### WHAT IS NEEDED
Copy every line of the records below word for word, leaving out the pictures.

# # # #

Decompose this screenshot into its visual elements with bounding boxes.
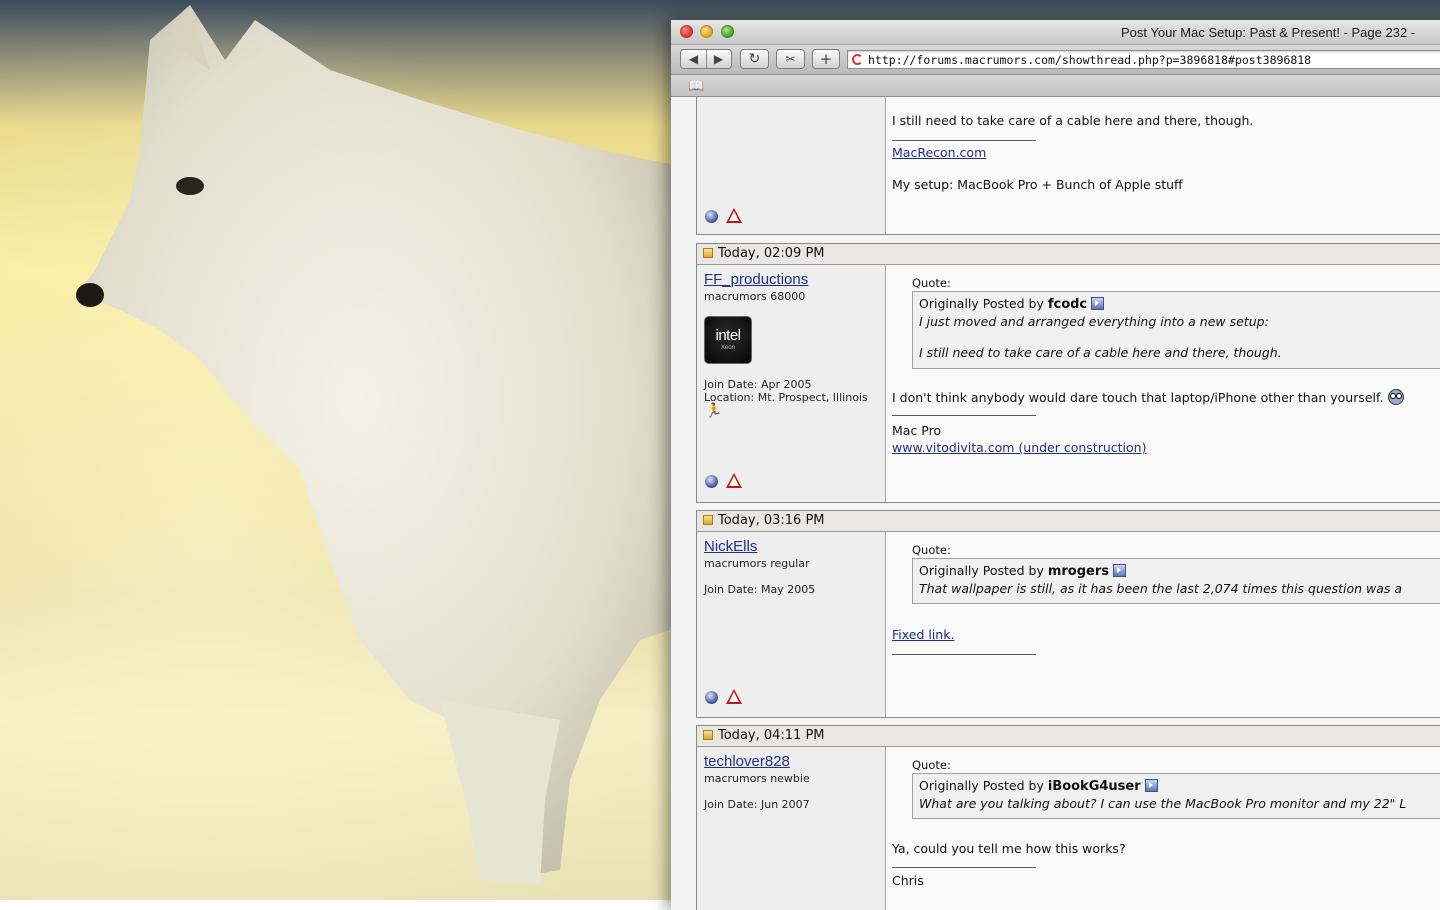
post-body: techlover828 macrumors newbie Join Date:… bbox=[697, 747, 1440, 910]
view-post-arrow-icon[interactable] bbox=[1113, 564, 1126, 577]
post-link[interactable]: Fixed link. bbox=[892, 627, 954, 642]
quote-line: That wallpaper is still, as it has been … bbox=[919, 581, 1403, 596]
address-bar[interactable]: http://forums.macrumors.com/showthread.p… bbox=[847, 50, 1440, 69]
title-bar[interactable]: Post Your Mac Setup: Past & Present! - P… bbox=[671, 20, 1440, 45]
user-panel bbox=[697, 97, 886, 234]
post-status-icon bbox=[703, 730, 713, 740]
post-body: I still need to take care of a cable her… bbox=[697, 97, 1440, 234]
view-post-arrow-icon[interactable] bbox=[1144, 779, 1158, 792]
user-title: macrumors 68000 bbox=[704, 290, 806, 303]
user-panel: NickElls macrumors regular Join Date: Ma… bbox=[697, 532, 886, 717]
site-favicon-icon bbox=[852, 54, 863, 65]
post-body: NickElls macrumors regular Join Date: Ma… bbox=[697, 532, 1440, 717]
join-date: Join Date: Apr 2005 bbox=[704, 378, 812, 391]
user-location: Location: Mt. Prospect, Illinois bbox=[704, 391, 868, 404]
post-header: Today, 02:09 PM bbox=[697, 244, 1440, 265]
signature-text: Mac Pro bbox=[892, 423, 942, 438]
view-post-arrow-icon[interactable] bbox=[1091, 297, 1105, 310]
user-panel: techlover828 macrumors newbie Join Date:… bbox=[697, 747, 886, 910]
report-post-icon[interactable] bbox=[726, 473, 742, 488]
quote-by-prefix: Originally Posted by bbox=[919, 563, 1044, 578]
user-panel: FF_productions macrumors 68000 intel Xeo… bbox=[697, 265, 886, 502]
signature-divider bbox=[892, 415, 1036, 416]
signature-divider bbox=[892, 654, 1036, 655]
report-post-icon[interactable] bbox=[726, 689, 742, 704]
username-link[interactable]: NickElls bbox=[704, 538, 757, 555]
post-header: Today, 04:11 PM bbox=[697, 726, 1440, 747]
quote-by-prefix: Originally Posted by bbox=[919, 296, 1044, 311]
reload-button[interactable]: ↻ bbox=[740, 49, 769, 69]
post-date: Today, 02:09 PM bbox=[718, 246, 825, 261]
post-status-icon bbox=[703, 515, 713, 525]
zoom-window-button[interactable] bbox=[721, 25, 734, 38]
quote-author: mrogers bbox=[1047, 564, 1109, 579]
avatar-text: intel bbox=[715, 327, 741, 344]
quote-author: iBookG4user bbox=[1047, 779, 1141, 794]
join-date: Join Date: Jun 2007 bbox=[704, 798, 810, 811]
quote-line: I just moved and arranged everything int… bbox=[919, 314, 1269, 329]
nav-button-group: ◀ ▶ bbox=[680, 49, 732, 69]
quote-label: Quote: bbox=[912, 276, 951, 290]
signature-text: Chris bbox=[892, 873, 924, 888]
username-link[interactable]: techlover828 bbox=[704, 753, 790, 770]
close-window-button[interactable] bbox=[680, 25, 693, 38]
post-header: Today, 03:16 PM bbox=[697, 511, 1440, 532]
quote-author: fcodc bbox=[1047, 297, 1088, 312]
runner-icon: 🏃 bbox=[705, 403, 723, 419]
forward-button[interactable]: ▶ bbox=[706, 50, 731, 69]
post-text: I still need to take care of a cable her… bbox=[892, 113, 1254, 128]
signature-divider bbox=[892, 867, 1036, 868]
avatar-subtext: Xeon bbox=[720, 345, 735, 351]
quote-line: I still need to take care of a cable her… bbox=[919, 345, 1282, 360]
arctic-fox-image bbox=[76, 5, 700, 885]
browser-window: Post Your Mac Setup: Past & Present! - P… bbox=[671, 20, 1440, 910]
private-message-icon[interactable] bbox=[705, 691, 718, 704]
private-message-icon[interactable] bbox=[705, 475, 718, 488]
add-bookmark-button[interactable]: + bbox=[812, 49, 840, 69]
book-icon[interactable]: 📖 bbox=[688, 79, 704, 94]
signature-link[interactable]: MacRecon.com bbox=[892, 145, 986, 160]
join-date: Join Date: May 2005 bbox=[704, 583, 816, 596]
post-status-icon bbox=[703, 248, 713, 258]
post-date: Today, 03:16 PM bbox=[718, 513, 825, 528]
page-content: I still need to take care of a cable her… bbox=[671, 97, 1440, 910]
report-post-icon[interactable] bbox=[726, 208, 742, 223]
quote-box: Originally Posted by iBookG4user What ar… bbox=[912, 773, 1440, 819]
post-text-content: I don't think anybody would dare touch t… bbox=[892, 390, 1384, 405]
address-bar-url: http://forums.macrumors.com/showthread.p… bbox=[868, 53, 1312, 67]
signature-text: My setup: MacBook Pro + Bunch of Apple s… bbox=[892, 177, 1183, 192]
quote-by-prefix: Originally Posted by bbox=[919, 778, 1044, 793]
user-title: macrumors regular bbox=[704, 557, 810, 570]
forum-post: Today, 03:16 PM NickElls macrumors regul… bbox=[696, 510, 1440, 718]
private-message-icon[interactable] bbox=[705, 210, 718, 223]
forum-post: Today, 04:11 PM techlover828 macrumors n… bbox=[696, 725, 1440, 910]
quote-attribution: Originally Posted by iBookG4user bbox=[919, 778, 1440, 794]
quote-line: What are you talking about? I can use th… bbox=[919, 796, 1407, 811]
quote-attribution: Originally Posted by mrogers bbox=[919, 563, 1440, 579]
quote-box: Originally Posted by mrogers That wallpa… bbox=[912, 558, 1440, 604]
forum-post: I still need to take care of a cable her… bbox=[696, 97, 1440, 235]
quote-label: Quote: bbox=[912, 543, 951, 557]
smiley-icon bbox=[1387, 389, 1404, 405]
snippet-button[interactable]: ✂ bbox=[776, 49, 805, 69]
nav-separator bbox=[706, 50, 707, 68]
forum-post: Today, 02:09 PM FF_productions macrumors… bbox=[696, 243, 1440, 503]
bookmarks-bar: 📖 bbox=[671, 75, 1440, 97]
quote-box: Originally Posted by fcodc I just moved … bbox=[912, 291, 1440, 369]
quote-attribution: Originally Posted by fcodc bbox=[919, 296, 1440, 312]
post-body: FF_productions macrumors 68000 intel Xeo… bbox=[697, 265, 1440, 502]
post-date: Today, 04:11 PM bbox=[718, 728, 825, 743]
signature-link[interactable]: www.vitodivita.com (under construction) bbox=[892, 440, 1146, 455]
quote-label: Quote: bbox=[912, 758, 951, 772]
window-title: Post Your Mac Setup: Past & Present! - P… bbox=[1121, 25, 1416, 40]
user-title: macrumors newbie bbox=[704, 772, 810, 785]
signature-divider bbox=[892, 140, 1036, 141]
back-button[interactable]: ◀ bbox=[681, 50, 706, 69]
minimize-window-button[interactable] bbox=[700, 25, 713, 38]
browser-toolbar: ◀ ▶ ↻ ✂ + http://forums.macrumors.com/sho… bbox=[671, 45, 1440, 75]
post-text: Ya, could you tell me how this works? bbox=[892, 841, 1126, 856]
post-text: I don't think anybody would dare touch t… bbox=[892, 389, 1404, 405]
user-avatar[interactable]: intel Xeon bbox=[704, 316, 752, 364]
username-link[interactable]: FF_productions bbox=[704, 271, 808, 288]
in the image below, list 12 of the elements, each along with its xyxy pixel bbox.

# # # #

### TASK OUTPUT
Decompose this screenshot into its visual elements with bounding boxes.
post-body: techlover828 macrumors newbie Join Date:… bbox=[697, 747, 1440, 910]
view-post-arrow-icon[interactable] bbox=[1113, 564, 1126, 577]
post-link[interactable]: Fixed link. bbox=[892, 627, 954, 642]
quote-line: That wallpaper is still, as it has been … bbox=[919, 581, 1403, 596]
address-bar[interactable]: http://forums.macrumors.com/showthread.p… bbox=[847, 50, 1440, 69]
title-bar[interactable]: Post Your Mac Setup: Past & Present! - P… bbox=[671, 20, 1440, 45]
user-panel bbox=[697, 97, 886, 234]
post-status-icon bbox=[703, 730, 713, 740]
post-body: I still need to take care of a cable her… bbox=[697, 97, 1440, 234]
view-post-arrow-icon[interactable] bbox=[1144, 779, 1158, 792]
user-title: macrumors 68000 bbox=[704, 290, 806, 303]
user-panel: NickElls macrumors regular Join Date: Ma… bbox=[697, 532, 886, 717]
site-favicon-icon bbox=[852, 54, 863, 65]
post-body: NickElls macrumors regular Join Date: Ma… bbox=[697, 532, 1440, 717]
join-date: Join Date: Apr 2005 bbox=[704, 378, 812, 391]
user-location: Location: Mt. Prospect, Illinois bbox=[704, 391, 868, 404]
post-header: Today, 02:09 PM bbox=[697, 244, 1440, 265]
signature-text: Mac Pro bbox=[892, 423, 942, 438]
view-post-arrow-icon[interactable] bbox=[1091, 297, 1105, 310]
user-panel: techlover828 macrumors newbie Join Date:… bbox=[697, 747, 886, 910]
report-post-icon[interactable] bbox=[726, 473, 742, 488]
quote-by-prefix: Originally Posted by bbox=[919, 563, 1044, 578]
user-panel: FF_productions macrumors 68000 intel Xeo… bbox=[697, 265, 886, 502]
signature-divider bbox=[892, 415, 1036, 416]
signature-divider bbox=[892, 654, 1036, 655]
report-post-icon[interactable] bbox=[726, 689, 742, 704]
username-link[interactable]: NickElls bbox=[704, 538, 757, 555]
post-header: Today, 04:11 PM bbox=[697, 726, 1440, 747]
quote-by-prefix: Originally Posted by bbox=[919, 296, 1044, 311]
reload-button[interactable]: ↻ bbox=[740, 49, 769, 69]
post-date: Today, 02:09 PM bbox=[718, 246, 825, 261]
post-status-icon bbox=[703, 515, 713, 525]
zoom-window-button[interactable] bbox=[721, 25, 734, 38]
quote-author: mrogers bbox=[1047, 564, 1109, 579]
avatar-text: intel bbox=[715, 327, 741, 344]
quote-author: iBookG4user bbox=[1047, 779, 1141, 794]
join-date: Join Date: Jun 2007 bbox=[704, 798, 810, 811]
quote-line: I just moved and arranged everything int… bbox=[919, 314, 1269, 329]
nav-button-group: ◀ ▶ bbox=[680, 49, 732, 69]
quote-label: Quote: bbox=[912, 276, 951, 290]
signature-text: Chris bbox=[892, 873, 924, 888]
username-link[interactable]: techlover828 bbox=[704, 753, 790, 770]
close-window-button[interactable] bbox=[680, 25, 693, 38]
post-header: Today, 03:16 PM bbox=[697, 511, 1440, 532]
quote-author: fcodc bbox=[1047, 297, 1088, 312]
runner-icon: 🏃 bbox=[705, 403, 723, 419]
forward-button[interactable]: ▶ bbox=[706, 50, 731, 69]
post-text: I still need to take care of a cable her… bbox=[892, 113, 1254, 128]
signature-divider bbox=[892, 867, 1036, 868]
avatar-subtext: Xeon bbox=[720, 345, 735, 351]
quote-line: I still need to take care of a cable her… bbox=[919, 345, 1282, 360]
arctic-fox-image bbox=[76, 5, 700, 885]
browser-window: Post Your Mac Setup: Past & Present! - P… bbox=[671, 20, 1440, 910]
private-message-icon[interactable] bbox=[705, 691, 718, 704]
private-message-icon[interactable] bbox=[705, 475, 718, 488]
add-bookmark-button[interactable]: + bbox=[812, 49, 840, 69]
book-icon[interactable]: 📖 bbox=[688, 79, 704, 94]
signature-link[interactable]: MacRecon.com bbox=[892, 145, 986, 160]
join-date: Join Date: May 2005 bbox=[704, 583, 816, 596]
post-status-icon bbox=[703, 248, 713, 258]
post-date: Today, 03:16 PM bbox=[718, 513, 825, 528]
page-content: I still need to take care of a cable her… bbox=[671, 97, 1440, 910]
report-post-icon[interactable] bbox=[726, 208, 742, 223]
quote-box: Originally Posted by iBookG4user What ar… bbox=[912, 773, 1440, 819]
post-text-content: I don't think anybody would dare touch t… bbox=[892, 390, 1384, 405]
address-bar-url: http://forums.macrumors.com/showthread.p… bbox=[868, 53, 1312, 67]
signature-text: My setup: MacBook Pro + Bunch of Apple s… bbox=[892, 177, 1183, 192]
quote-by-prefix: Originally Posted by bbox=[919, 778, 1044, 793]
user-title: macrumors regular bbox=[704, 557, 810, 570]
forum-post: Today, 03:16 PM NickElls macrumors regul… bbox=[696, 510, 1440, 718]
private-message-icon[interactable] bbox=[705, 210, 718, 223]
forum-post: Today, 04:11 PM techlover828 macrumors n… bbox=[696, 725, 1440, 910]
quote-attribution: Originally Posted by iBookG4user bbox=[919, 778, 1440, 794]
quote-line: What are you talking about? I can use th… bbox=[919, 796, 1407, 811]
quote-attribution: Originally Posted by mrogers bbox=[919, 563, 1440, 579]
quote-box: Originally Posted by mrogers That wallpa… bbox=[912, 558, 1440, 604]
forum-post: I still need to take care of a cable her… bbox=[696, 97, 1440, 235]
quote-label: Quote: bbox=[912, 543, 951, 557]
smiley-icon bbox=[1387, 389, 1404, 405]
snippet-button[interactable]: ✂ bbox=[776, 49, 805, 69]
nav-separator bbox=[706, 50, 707, 68]
forum-post: Today, 02:09 PM FF_productions macrumors… bbox=[696, 243, 1440, 503]
bookmarks-bar: 📖 bbox=[671, 75, 1440, 97]
quote-box: Originally Posted by fcodc I just moved … bbox=[912, 291, 1440, 369]
quote-attribution: Originally Posted by fcodc bbox=[919, 296, 1440, 312]
post-body: FF_productions macrumors 68000 intel Xeo… bbox=[697, 265, 1440, 502]
post-date: Today, 04:11 PM bbox=[718, 728, 825, 743]
signature-link[interactable]: www.vitodivita.com (under construction) bbox=[892, 440, 1146, 455]
quote-label: Quote: bbox=[912, 758, 951, 772]
window-title: Post Your Mac Setup: Past & Present! - P… bbox=[1121, 25, 1416, 40]
user-title: macrumors newbie bbox=[704, 772, 810, 785]
signature-divider bbox=[892, 140, 1036, 141]
back-button[interactable]: ◀ bbox=[681, 50, 706, 69]
minimize-window-button[interactable] bbox=[700, 25, 713, 38]
browser-toolbar: ◀ ▶ ↻ ✂ + http://forums.macrumors.com/sho… bbox=[671, 45, 1440, 75]
post-text: Ya, could you tell me how this works? bbox=[892, 841, 1126, 856]
post-text: I don't think anybody would dare touch t… bbox=[892, 389, 1404, 405]
user-avatar[interactable]: intel Xeon bbox=[704, 316, 752, 364]
username-link[interactable]: FF_productions bbox=[704, 271, 808, 288]
in the image below, list 12 of the elements, each along with its xyxy pixel bbox.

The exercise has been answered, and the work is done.